# Exercise aim:
Reproduce all of the records exactly.

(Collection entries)
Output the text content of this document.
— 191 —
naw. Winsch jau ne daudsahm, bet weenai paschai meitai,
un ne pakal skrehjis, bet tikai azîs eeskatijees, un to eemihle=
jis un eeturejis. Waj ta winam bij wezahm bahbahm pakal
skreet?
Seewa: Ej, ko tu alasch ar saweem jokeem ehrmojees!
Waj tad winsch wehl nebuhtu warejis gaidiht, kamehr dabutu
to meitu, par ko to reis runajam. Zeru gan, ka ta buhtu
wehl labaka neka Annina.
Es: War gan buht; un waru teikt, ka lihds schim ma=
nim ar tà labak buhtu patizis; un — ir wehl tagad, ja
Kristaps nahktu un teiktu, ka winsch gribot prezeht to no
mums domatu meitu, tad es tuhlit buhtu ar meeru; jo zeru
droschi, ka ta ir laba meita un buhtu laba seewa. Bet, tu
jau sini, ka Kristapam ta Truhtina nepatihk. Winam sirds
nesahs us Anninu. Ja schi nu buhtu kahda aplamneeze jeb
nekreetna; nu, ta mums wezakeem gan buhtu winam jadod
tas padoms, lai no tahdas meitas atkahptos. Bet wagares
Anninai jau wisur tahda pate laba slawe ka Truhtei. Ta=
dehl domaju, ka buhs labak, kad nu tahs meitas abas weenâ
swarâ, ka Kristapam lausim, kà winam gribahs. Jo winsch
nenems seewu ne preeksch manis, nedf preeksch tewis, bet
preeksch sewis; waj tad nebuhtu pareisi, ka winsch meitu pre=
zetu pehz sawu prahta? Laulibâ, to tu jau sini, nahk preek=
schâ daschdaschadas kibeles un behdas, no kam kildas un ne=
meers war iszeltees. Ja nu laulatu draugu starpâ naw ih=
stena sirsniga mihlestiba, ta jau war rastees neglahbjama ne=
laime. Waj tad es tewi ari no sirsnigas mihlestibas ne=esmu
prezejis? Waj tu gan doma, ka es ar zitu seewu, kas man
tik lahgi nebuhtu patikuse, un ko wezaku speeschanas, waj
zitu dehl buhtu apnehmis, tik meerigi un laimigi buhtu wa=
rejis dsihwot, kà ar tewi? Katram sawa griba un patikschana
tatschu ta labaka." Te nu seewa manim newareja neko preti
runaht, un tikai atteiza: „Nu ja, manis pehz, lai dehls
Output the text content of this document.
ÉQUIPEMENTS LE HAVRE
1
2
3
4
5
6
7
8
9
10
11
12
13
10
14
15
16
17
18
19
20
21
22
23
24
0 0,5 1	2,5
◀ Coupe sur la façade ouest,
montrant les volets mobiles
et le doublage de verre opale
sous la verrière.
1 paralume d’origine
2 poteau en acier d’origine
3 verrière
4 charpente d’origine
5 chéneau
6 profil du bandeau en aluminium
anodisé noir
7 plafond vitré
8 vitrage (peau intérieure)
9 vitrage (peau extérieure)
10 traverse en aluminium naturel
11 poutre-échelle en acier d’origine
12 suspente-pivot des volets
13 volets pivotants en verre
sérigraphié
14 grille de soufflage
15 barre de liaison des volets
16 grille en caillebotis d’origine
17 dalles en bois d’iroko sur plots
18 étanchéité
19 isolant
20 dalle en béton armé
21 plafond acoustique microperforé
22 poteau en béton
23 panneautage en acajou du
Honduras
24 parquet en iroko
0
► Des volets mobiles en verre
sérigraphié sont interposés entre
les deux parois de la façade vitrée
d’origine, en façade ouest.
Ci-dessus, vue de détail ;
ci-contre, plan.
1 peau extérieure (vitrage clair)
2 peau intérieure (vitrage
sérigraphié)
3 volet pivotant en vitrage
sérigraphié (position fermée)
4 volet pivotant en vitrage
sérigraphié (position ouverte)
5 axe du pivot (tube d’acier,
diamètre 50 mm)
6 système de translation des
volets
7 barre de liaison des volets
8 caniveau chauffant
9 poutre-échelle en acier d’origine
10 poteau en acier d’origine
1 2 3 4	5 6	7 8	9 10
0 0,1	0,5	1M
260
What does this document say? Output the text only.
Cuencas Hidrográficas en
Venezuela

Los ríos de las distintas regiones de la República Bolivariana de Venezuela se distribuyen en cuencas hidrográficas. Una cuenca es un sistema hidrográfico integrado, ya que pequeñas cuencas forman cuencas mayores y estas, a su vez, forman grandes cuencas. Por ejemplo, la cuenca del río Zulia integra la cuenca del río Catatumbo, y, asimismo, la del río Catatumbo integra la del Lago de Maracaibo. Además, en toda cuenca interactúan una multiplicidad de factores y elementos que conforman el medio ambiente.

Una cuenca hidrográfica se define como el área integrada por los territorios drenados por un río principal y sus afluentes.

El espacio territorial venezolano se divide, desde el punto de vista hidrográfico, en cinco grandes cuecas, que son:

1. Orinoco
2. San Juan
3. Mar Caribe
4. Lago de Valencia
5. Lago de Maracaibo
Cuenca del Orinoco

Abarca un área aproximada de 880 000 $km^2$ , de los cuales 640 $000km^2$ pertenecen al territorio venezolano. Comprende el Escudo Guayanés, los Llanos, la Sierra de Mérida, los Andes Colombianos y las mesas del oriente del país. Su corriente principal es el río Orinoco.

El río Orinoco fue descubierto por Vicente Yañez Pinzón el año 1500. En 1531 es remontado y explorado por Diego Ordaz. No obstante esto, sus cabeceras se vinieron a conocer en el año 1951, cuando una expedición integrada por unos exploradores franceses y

# Task solution:
Output the text content of this document.
— 191 —
naw. Winsch jau ne daudsahm, bet weenai paschai meitai,
un ne pakal skrehjis, bet tikai azîs eeskatijees, un to eemihle=
jis un eeturejis. Waj ta winam bij wezahm bahbahm pakal
skreet?
Seewa: Ej, ko tu alasch ar saweem jokeem ehrmojees!
Waj tad winsch wehl nebuhtu warejis gaidiht, kamehr dabutu
to meitu, par ko to reis runajam. Zeru gan, ka ta buhtu
wehl labaka neka Annina.
Es: War gan buht; un waru teikt, ka lihds schim ma=
nim ar tà labak buhtu patizis; un — ir wehl tagad, ja
Kristaps nahktu un teiktu, ka winsch gribot prezeht to no
mums domatu meitu, tad es tuhlit buhtu ar meeru; jo zeru
droschi, ka ta ir laba meita un buhtu laba seewa. Bet, tu
jau sini, ka Kristapam ta Truhtina nepatihk. Winam sirds
nesahs us Anninu. Ja schi nu buhtu kahda aplamneeze jeb
nekreetna; nu, ta mums wezakeem gan buhtu winam jadod
tas padoms, lai no tahdas meitas atkahptos. Bet wagares
Anninai jau wisur tahda pate laba slawe ka Truhtei. Ta=
dehl domaju, ka buhs labak, kad nu tahs meitas abas weenâ
swarâ, ka Kristapam lausim, kà winam gribahs. Jo winsch
nenems seewu ne preeksch manis, nedf preeksch tewis, bet
preeksch sewis; waj tad nebuhtu pareisi, ka winsch meitu pre=
zetu pehz sawu prahta? Laulibâ, to tu jau sini, nahk preek=
schâ daschdaschadas kibeles un behdas, no kam kildas un ne=
meers war iszeltees. Ja nu laulatu draugu starpâ naw ih=
stena sirsniga mihlestiba, ta jau war rastees neglahbjama ne=
laime. Waj tad es tewi ari no sirsnigas mihlestibas ne=esmu
prezejis? Waj tu gan doma, ka es ar zitu seewu, kas man
tik lahgi nebuhtu patikuse, un ko wezaku speeschanas, waj
zitu dehl buhtu apnehmis, tik meerigi un laimigi buhtu wa=
rejis dsihwot, kà ar tewi? Katram sawa griba un patikschana
tatschu ta labaka." Te nu seewa manim newareja neko preti
runaht, un tikai atteiza: „Nu ja, manis pehz, lai dehls
Output the text content of this document.
ÉQUIPEMENTS LE HAVRE
1
2
3
4
5
6
7
8
9
10
11
12
13
10
14
15
16
17
18
19
20
21
22
23
24
0 0,5 1	2,5
◀ Coupe sur la façade ouest,
montrant les volets mobiles
et le doublage de verre opale
sous la verrière.
1 paralume d’origine
2 poteau en acier d’origine
3 verrière
4 charpente d’origine
5 chéneau
6 profil du bandeau en aluminium
anodisé noir
7 plafond vitré
8 vitrage (peau intérieure)
9 vitrage (peau extérieure)
10 traverse en aluminium naturel
11 poutre-échelle en acier d’origine
12 suspente-pivot des volets
13 volets pivotants en verre
sérigraphié
14 grille de soufflage
15 barre de liaison des volets
16 grille en caillebotis d’origine
17 dalles en bois d’iroko sur plots
18 étanchéité
19 isolant
20 dalle en béton armé
21 plafond acoustique microperforé
22 poteau en béton
23 panneautage en acajou du
Honduras
24 parquet en iroko
0
► Des volets mobiles en verre
sérigraphié sont interposés entre
les deux parois de la façade vitrée
d’origine, en façade ouest.
Ci-dessus, vue de détail ;
ci-contre, plan.
1 peau extérieure (vitrage clair)
2 peau intérieure (vitrage
sérigraphié)
3 volet pivotant en vitrage
sérigraphié (position fermée)
4 volet pivotant en vitrage
sérigraphié (position ouverte)
5 axe du pivot (tube d’acier,
diamètre 50 mm)
6 système de translation des
volets
7 barre de liaison des volets
8 caniveau chauffant
9 poutre-échelle en acier d’origine
10 poteau en acier d’origine
1 2 3 4	5 6	7 8	9 10
0 0,1	0,5	1M
260
What does this document say? Output the text only.
Cuencas Hidrográficas en
Venezuela

Los ríos de las distintas regiones de la República Bolivariana de Venezuela se distribuyen en cuencas hidrográficas. Una cuenca es un sistema hidrográfico integrado, ya que pequeñas cuencas forman cuencas mayores y estas, a su vez, forman grandes cuencas. Por ejemplo, la cuenca del río Zulia integra la cuenca del río Catatumbo, y, asimismo, la del río Catatumbo integra la del Lago de Maracaibo. Además, en toda cuenca interactúan una multiplicidad de factores y elementos que conforman el medio ambiente.

Una cuenca hidrográfica se define como el área integrada por los territorios drenados por un río principal y sus afluentes.

El espacio territorial venezolano se divide, desde el punto de vista hidrográfico, en cinco grandes cuecas, que son:

1. Orinoco
2. San Juan
3. Mar Caribe
4. Lago de Valencia
5. Lago de Maracaibo
Cuenca del Orinoco

Abarca un área aproximada de 880 000 $km^2$ , de los cuales 640 $000km^2$ pertenecen al territorio venezolano. Comprende el Escudo Guayanés, los Llanos, la Sierra de Mérida, los Andes Colombianos y las mesas del oriente del país. Su corriente principal es el río Orinoco.

El río Orinoco fue descubierto por Vicente Yañez Pinzón el año 1500. En 1531 es remontado y explorado por Diego Ordaz. No obstante esto, sus cabeceras se vinieron a conocer en el año 1951, cuando una expedición integrada por unos exploradores franceses y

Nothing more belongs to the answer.